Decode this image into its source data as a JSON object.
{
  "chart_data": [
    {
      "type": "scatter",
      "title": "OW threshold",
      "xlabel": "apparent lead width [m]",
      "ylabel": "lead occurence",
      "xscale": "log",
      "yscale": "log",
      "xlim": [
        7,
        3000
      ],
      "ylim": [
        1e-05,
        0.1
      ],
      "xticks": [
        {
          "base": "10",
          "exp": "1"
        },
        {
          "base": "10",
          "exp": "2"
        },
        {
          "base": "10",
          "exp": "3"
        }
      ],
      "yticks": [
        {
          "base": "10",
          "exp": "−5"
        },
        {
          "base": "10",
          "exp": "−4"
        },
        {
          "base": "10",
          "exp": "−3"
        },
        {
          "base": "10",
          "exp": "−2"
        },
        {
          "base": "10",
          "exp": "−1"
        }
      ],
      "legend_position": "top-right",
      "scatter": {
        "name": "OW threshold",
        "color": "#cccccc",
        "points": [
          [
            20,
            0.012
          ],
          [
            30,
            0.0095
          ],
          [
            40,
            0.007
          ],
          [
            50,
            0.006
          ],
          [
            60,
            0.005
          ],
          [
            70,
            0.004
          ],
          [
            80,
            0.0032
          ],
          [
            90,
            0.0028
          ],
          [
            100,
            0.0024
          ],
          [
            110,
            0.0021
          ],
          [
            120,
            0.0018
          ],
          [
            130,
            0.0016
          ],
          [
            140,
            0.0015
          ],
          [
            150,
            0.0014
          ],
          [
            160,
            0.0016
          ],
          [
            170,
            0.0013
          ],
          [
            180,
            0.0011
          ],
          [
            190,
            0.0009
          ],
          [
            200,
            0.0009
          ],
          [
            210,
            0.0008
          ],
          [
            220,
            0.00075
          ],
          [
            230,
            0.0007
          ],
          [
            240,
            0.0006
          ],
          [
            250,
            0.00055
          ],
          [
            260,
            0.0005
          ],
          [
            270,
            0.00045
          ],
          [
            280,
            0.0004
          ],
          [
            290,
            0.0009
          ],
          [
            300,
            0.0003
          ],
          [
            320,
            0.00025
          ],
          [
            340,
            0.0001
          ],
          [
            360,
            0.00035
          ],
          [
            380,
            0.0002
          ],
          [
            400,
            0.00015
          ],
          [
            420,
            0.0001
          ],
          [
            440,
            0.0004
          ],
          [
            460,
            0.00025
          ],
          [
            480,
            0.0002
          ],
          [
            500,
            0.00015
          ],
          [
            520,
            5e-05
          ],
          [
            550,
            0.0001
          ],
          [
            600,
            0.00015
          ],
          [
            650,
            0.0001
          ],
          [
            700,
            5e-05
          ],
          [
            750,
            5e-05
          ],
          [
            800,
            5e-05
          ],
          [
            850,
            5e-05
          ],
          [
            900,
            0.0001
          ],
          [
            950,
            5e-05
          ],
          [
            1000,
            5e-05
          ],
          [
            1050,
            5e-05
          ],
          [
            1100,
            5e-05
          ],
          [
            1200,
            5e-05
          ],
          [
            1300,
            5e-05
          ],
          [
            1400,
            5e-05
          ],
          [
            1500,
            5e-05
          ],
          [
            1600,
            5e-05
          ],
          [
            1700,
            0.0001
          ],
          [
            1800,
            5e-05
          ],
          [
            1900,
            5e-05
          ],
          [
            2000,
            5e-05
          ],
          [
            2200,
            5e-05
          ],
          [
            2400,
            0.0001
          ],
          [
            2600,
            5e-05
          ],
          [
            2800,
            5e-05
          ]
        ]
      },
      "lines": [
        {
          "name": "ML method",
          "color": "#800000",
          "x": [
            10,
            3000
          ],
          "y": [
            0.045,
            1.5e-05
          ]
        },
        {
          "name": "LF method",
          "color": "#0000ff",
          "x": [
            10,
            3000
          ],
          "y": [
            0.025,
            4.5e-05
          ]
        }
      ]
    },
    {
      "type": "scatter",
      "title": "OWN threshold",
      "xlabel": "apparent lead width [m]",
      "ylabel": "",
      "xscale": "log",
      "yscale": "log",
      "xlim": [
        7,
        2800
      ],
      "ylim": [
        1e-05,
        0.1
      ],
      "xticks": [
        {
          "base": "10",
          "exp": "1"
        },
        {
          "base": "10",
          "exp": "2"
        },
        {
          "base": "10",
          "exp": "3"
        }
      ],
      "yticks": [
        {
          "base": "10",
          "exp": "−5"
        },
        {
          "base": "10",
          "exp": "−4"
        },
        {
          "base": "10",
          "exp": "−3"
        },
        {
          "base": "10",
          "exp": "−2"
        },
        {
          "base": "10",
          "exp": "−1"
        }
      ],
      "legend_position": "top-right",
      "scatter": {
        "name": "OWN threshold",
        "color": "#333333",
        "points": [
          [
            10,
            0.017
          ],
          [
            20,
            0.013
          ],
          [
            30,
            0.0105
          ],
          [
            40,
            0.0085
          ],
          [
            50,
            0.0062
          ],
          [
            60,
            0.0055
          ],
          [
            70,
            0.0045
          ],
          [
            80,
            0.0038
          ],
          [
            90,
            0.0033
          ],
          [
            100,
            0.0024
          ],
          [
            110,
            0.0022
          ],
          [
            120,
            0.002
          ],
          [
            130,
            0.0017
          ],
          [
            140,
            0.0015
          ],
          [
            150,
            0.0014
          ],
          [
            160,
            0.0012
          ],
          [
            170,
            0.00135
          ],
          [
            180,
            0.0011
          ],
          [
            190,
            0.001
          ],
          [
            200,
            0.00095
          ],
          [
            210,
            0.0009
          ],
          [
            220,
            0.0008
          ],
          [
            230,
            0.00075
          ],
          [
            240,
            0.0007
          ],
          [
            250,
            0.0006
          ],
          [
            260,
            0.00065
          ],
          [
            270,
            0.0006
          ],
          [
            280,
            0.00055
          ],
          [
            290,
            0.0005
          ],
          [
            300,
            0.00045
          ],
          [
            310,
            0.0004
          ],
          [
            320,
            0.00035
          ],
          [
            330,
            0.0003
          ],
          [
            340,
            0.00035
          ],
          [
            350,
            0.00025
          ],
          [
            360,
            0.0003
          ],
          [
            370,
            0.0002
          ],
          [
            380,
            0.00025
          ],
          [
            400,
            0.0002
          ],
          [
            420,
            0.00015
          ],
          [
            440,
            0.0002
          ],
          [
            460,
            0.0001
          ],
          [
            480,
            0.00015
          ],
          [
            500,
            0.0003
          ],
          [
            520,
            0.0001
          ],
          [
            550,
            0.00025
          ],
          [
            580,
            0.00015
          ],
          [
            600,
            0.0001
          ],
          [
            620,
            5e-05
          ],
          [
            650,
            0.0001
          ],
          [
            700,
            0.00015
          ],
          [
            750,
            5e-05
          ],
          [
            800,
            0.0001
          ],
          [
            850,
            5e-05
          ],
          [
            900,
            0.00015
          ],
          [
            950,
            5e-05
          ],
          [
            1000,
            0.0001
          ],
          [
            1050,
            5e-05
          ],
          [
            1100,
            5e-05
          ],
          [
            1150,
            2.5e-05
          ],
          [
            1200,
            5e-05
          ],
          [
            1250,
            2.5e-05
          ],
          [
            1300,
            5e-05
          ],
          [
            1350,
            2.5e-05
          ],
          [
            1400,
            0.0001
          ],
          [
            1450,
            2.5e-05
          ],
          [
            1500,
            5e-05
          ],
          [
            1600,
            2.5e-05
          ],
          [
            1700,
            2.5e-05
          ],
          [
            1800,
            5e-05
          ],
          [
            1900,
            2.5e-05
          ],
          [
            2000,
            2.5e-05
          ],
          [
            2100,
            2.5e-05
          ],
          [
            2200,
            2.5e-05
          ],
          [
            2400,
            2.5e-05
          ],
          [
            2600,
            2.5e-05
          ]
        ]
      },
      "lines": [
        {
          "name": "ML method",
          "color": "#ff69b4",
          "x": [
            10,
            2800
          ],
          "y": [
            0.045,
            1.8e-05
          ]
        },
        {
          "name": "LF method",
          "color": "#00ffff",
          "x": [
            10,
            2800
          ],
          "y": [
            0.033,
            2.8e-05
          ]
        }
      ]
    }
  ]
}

::::

Look through the material above. Copy each line where the word "threshold" appears.

- The response -
      "title": "OW threshold",
        "name": "OW threshold",
      "title": "OWN threshold",
        "name": "OWN threshold",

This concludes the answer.